## [Problem requirements]
Reproduce all entries word for word.

## [Task input]
-- Begin --

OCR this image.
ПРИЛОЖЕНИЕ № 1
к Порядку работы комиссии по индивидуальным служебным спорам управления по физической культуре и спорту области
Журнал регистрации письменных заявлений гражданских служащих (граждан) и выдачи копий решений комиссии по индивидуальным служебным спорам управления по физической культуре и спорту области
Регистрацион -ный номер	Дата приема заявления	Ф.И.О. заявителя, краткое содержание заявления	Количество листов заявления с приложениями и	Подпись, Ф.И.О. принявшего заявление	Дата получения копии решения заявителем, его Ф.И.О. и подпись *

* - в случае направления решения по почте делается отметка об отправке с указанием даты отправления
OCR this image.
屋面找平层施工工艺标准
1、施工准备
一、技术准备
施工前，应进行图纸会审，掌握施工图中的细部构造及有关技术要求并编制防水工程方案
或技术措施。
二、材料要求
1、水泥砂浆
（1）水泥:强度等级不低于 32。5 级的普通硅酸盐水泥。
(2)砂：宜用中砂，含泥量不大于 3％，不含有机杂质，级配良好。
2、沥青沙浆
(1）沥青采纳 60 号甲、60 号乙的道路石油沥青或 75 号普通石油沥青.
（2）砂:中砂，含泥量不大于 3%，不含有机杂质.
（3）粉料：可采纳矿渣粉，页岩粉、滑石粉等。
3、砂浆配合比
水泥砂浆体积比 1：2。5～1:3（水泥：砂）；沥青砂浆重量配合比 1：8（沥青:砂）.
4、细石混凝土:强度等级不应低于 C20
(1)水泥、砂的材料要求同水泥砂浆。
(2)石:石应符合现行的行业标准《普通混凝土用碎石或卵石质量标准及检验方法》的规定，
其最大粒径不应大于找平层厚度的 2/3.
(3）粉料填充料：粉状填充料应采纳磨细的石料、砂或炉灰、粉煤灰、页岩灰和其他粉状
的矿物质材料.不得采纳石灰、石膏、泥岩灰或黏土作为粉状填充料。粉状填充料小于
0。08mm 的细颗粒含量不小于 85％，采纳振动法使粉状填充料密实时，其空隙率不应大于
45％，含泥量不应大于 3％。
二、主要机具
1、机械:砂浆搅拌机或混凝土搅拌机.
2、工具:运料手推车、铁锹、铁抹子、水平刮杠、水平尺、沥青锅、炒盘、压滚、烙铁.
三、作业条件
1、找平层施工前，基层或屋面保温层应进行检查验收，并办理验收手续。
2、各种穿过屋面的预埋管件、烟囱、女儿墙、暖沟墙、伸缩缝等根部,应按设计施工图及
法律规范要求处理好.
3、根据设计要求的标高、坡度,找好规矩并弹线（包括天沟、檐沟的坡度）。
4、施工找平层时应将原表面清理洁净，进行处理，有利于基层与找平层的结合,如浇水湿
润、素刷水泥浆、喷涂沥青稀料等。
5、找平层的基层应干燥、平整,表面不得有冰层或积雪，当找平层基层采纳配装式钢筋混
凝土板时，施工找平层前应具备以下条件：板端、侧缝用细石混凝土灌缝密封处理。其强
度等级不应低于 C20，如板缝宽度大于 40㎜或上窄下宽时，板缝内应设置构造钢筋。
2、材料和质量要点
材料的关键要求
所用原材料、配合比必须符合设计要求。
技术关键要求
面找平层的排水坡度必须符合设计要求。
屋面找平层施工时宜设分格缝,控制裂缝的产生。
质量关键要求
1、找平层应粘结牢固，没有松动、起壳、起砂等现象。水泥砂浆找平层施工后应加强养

-- End --

## [Task output]
OCR this image.
ПРИЛОЖЕНИЕ № 1
к Порядку работы комиссии по индивидуальным служебным спорам управления по физической культуре и спорту области
Журнал регистрации письменных заявлений гражданских служащих (граждан) и выдачи копий решений комиссии по индивидуальным служебным спорам управления по физической культуре и спорту области
Регистрацион -ный номер	Дата приема заявления	Ф.И.О. заявителя, краткое содержание заявления	Количество листов заявления с приложениями и	Подпись, Ф.И.О. принявшего заявление	Дата получения копии решения заявителем, его Ф.И.О. и подпись *

* - в случае направления решения по почте делается отметка об отправке с указанием даты отправления
OCR this image.
屋面找平层施工工艺标准
1、施工准备
一、技术准备
施工前，应进行图纸会审，掌握施工图中的细部构造及有关技术要求并编制防水工程方案
或技术措施。
二、材料要求
1、水泥砂浆
（1）水泥:强度等级不低于 32。5 级的普通硅酸盐水泥。
(2)砂：宜用中砂，含泥量不大于 3％，不含有机杂质，级配良好。
2、沥青沙浆
(1）沥青采纳 60 号甲、60 号乙的道路石油沥青或 75 号普通石油沥青.
（2）砂:中砂，含泥量不大于 3%，不含有机杂质.
（3）粉料：可采纳矿渣粉，页岩粉、滑石粉等。
3、砂浆配合比
水泥砂浆体积比 1：2。5～1:3（水泥：砂）；沥青砂浆重量配合比 1：8（沥青:砂）.
4、细石混凝土:强度等级不应低于 C20
(1)水泥、砂的材料要求同水泥砂浆。
(2)石:石应符合现行的行业标准《普通混凝土用碎石或卵石质量标准及检验方法》的规定，
其最大粒径不应大于找平层厚度的 2/3.
(3）粉料填充料：粉状填充料应采纳磨细的石料、砂或炉灰、粉煤灰、页岩灰和其他粉状
的矿物质材料.不得采纳石灰、石膏、泥岩灰或黏土作为粉状填充料。粉状填充料小于
0。08mm 的细颗粒含量不小于 85％，采纳振动法使粉状填充料密实时，其空隙率不应大于
45％，含泥量不应大于 3％。
二、主要机具
1、机械:砂浆搅拌机或混凝土搅拌机.
2、工具:运料手推车、铁锹、铁抹子、水平刮杠、水平尺、沥青锅、炒盘、压滚、烙铁.
三、作业条件
1、找平层施工前，基层或屋面保温层应进行检查验收，并办理验收手续。
2、各种穿过屋面的预埋管件、烟囱、女儿墙、暖沟墙、伸缩缝等根部,应按设计施工图及
法律规范要求处理好.
3、根据设计要求的标高、坡度,找好规矩并弹线（包括天沟、檐沟的坡度）。
4、施工找平层时应将原表面清理洁净，进行处理，有利于基层与找平层的结合,如浇水湿
润、素刷水泥浆、喷涂沥青稀料等。
5、找平层的基层应干燥、平整,表面不得有冰层或积雪，当找平层基层采纳配装式钢筋混
凝土板时，施工找平层前应具备以下条件：板端、侧缝用细石混凝土灌缝密封处理。其强
度等级不应低于 C20，如板缝宽度大于 40㎜或上窄下宽时，板缝内应设置构造钢筋。
2、材料和质量要点
材料的关键要求
所用原材料、配合比必须符合设计要求。
技术关键要求
面找平层的排水坡度必须符合设计要求。
屋面找平层施工时宜设分格缝,控制裂缝的产生。
质量关键要求
1、找平层应粘结牢固，没有松动、起壳、起砂等现象。水泥砂浆找平层施工后应加强养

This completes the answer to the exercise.